→ Short task
Output the records exactly. Include every line.

(Stored dataset items)
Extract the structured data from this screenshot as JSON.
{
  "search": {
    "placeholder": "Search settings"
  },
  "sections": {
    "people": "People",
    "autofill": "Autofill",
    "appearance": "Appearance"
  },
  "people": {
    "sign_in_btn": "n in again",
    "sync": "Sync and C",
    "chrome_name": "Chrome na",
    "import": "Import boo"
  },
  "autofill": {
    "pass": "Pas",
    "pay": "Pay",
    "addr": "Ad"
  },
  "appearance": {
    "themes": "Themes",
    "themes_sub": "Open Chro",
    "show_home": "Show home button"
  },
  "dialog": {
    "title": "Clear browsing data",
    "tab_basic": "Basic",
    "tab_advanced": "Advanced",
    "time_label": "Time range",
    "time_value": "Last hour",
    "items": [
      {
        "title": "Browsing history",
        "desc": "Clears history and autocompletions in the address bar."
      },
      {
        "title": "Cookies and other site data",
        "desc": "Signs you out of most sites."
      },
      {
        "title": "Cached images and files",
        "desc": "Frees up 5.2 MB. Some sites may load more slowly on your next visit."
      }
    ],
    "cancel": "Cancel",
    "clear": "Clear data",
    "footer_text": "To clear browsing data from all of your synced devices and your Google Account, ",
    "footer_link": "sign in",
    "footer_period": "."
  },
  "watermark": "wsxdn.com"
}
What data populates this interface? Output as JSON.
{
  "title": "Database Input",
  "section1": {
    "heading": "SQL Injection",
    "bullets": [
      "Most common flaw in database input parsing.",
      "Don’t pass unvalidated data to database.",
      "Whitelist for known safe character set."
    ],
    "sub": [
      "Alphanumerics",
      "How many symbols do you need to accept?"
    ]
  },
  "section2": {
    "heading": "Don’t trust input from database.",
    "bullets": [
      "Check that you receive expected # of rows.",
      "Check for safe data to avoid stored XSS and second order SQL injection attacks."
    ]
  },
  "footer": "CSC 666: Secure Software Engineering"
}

→ Solved problem
Extract the structured data from this screenshot as JSON.
{
  "search": {
    "placeholder": "Search settings"
  },
  "sections": {
    "people": "People",
    "autofill": "Autofill",
    "appearance": "Appearance"
  },
  "people": {
    "sign_in_btn": "n in again",
    "sync": "Sync and C",
    "chrome_name": "Chrome na",
    "import": "Import boo"
  },
  "autofill": {
    "pass": "Pas",
    "pay": "Pay",
    "addr": "Ad"
  },
  "appearance": {
    "themes": "Themes",
    "themes_sub": "Open Chro",
    "show_home": "Show home button"
  },
  "dialog": {
    "title": "Clear browsing data",
    "tab_basic": "Basic",
    "tab_advanced": "Advanced",
    "time_label": "Time range",
    "time_value": "Last hour",
    "items": [
      {
        "title": "Browsing history",
        "desc": "Clears history and autocompletions in the address bar."
      },
      {
        "title": "Cookies and other site data",
        "desc": "Signs you out of most sites."
      },
      {
        "title": "Cached images and files",
        "desc": "Frees up 5.2 MB. Some sites may load more slowly on your next visit."
      }
    ],
    "cancel": "Cancel",
    "clear": "Clear data",
    "footer_text": "To clear browsing data from all of your synced devices and your Google Account, ",
    "footer_link": "sign in",
    "footer_period": "."
  },
  "watermark": "wsxdn.com"
}
What data populates this interface? Output as JSON.
{
  "title": "Database Input",
  "section1": {
    "heading": "SQL Injection",
    "bullets": [
      "Most common flaw in database input parsing.",
      "Don’t pass unvalidated data to database.",
      "Whitelist for known safe character set."
    ],
    "sub": [
      "Alphanumerics",
      "How many symbols do you need to accept?"
    ]
  },
  "section2": {
    "heading": "Don’t trust input from database.",
    "bullets": [
      "Check that you receive expected # of rows.",
      "Check for safe data to avoid stored XSS and second order SQL injection attacks."
    ]
  },
  "footer": "CSC 666: Secure Software Engineering"
}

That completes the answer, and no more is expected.